-- begin Records for the task --
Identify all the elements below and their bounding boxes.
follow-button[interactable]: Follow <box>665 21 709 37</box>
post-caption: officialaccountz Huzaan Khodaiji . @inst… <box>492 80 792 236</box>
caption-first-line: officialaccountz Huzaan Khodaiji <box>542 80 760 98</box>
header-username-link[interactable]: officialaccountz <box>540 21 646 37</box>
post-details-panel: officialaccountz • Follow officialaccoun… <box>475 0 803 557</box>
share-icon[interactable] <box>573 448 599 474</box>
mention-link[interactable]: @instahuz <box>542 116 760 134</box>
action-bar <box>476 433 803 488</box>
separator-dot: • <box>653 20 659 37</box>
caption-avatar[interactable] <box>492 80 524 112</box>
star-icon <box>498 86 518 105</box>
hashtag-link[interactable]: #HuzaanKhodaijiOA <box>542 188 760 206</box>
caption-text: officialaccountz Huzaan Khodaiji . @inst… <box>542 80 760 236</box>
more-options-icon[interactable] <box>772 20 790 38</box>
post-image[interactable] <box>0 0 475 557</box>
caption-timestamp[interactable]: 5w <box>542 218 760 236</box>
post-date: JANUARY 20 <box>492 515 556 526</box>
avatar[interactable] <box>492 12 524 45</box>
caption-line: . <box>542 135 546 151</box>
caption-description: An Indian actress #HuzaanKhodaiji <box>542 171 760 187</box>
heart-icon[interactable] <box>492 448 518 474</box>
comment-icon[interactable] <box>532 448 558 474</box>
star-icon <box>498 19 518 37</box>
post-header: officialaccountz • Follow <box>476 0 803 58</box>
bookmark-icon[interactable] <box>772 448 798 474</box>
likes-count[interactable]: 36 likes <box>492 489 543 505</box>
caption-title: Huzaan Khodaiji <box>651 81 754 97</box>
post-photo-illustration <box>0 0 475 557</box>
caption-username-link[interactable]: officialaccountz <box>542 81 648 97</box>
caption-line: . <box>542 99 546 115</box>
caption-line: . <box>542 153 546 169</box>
-- end Records for the task --
Edit the entries from the start through the line containing "caption-username-link[interactable]: officialaccountz <box>542" by changing "star-icon" to "rating-icon" throughout, keeping everything else the same.

Task result -
Identify all the elements below and their bounding boxes.
follow-button[interactable]: Follow <box>665 21 709 37</box>
post-caption: officialaccountz Huzaan Khodaiji . @inst… <box>492 80 792 236</box>
caption-first-line: officialaccountz Huzaan Khodaiji <box>542 80 760 98</box>
header-username-link[interactable]: officialaccountz <box>540 21 646 37</box>
post-details-panel: officialaccountz • Follow officialaccoun… <box>475 0 803 557</box>
share-icon[interactable] <box>573 448 599 474</box>
mention-link[interactable]: @instahuz <box>542 116 760 134</box>
action-bar <box>476 433 803 488</box>
separator-dot: • <box>653 20 659 37</box>
caption-avatar[interactable] <box>492 80 524 112</box>
rating-icon <box>498 86 518 105</box>
hashtag-link[interactable]: #HuzaanKhodaijiOA <box>542 188 760 206</box>
caption-text: officialaccountz Huzaan Khodaiji . @inst… <box>542 80 760 236</box>
more-options-icon[interactable] <box>772 20 790 38</box>
post-image[interactable] <box>0 0 475 557</box>
caption-timestamp[interactable]: 5w <box>542 218 760 236</box>
post-date: JANUARY 20 <box>492 515 556 526</box>
avatar[interactable] <box>492 12 524 45</box>
caption-line: . <box>542 135 546 151</box>
caption-description: An Indian actress #HuzaanKhodaiji <box>542 171 760 187</box>
heart-icon[interactable] <box>492 448 518 474</box>
comment-icon[interactable] <box>532 448 558 474</box>
rating-icon <box>498 19 518 37</box>
post-header: officialaccountz • Follow <box>476 0 803 58</box>
bookmark-icon[interactable] <box>772 448 798 474</box>
likes-count[interactable]: 36 likes <box>492 489 543 505</box>
caption-title: Huzaan Khodaiji <box>651 81 754 97</box>
post-photo-illustration <box>0 0 475 557</box>
caption-username-link[interactable]: officialaccountz <box>542 81 648 97</box>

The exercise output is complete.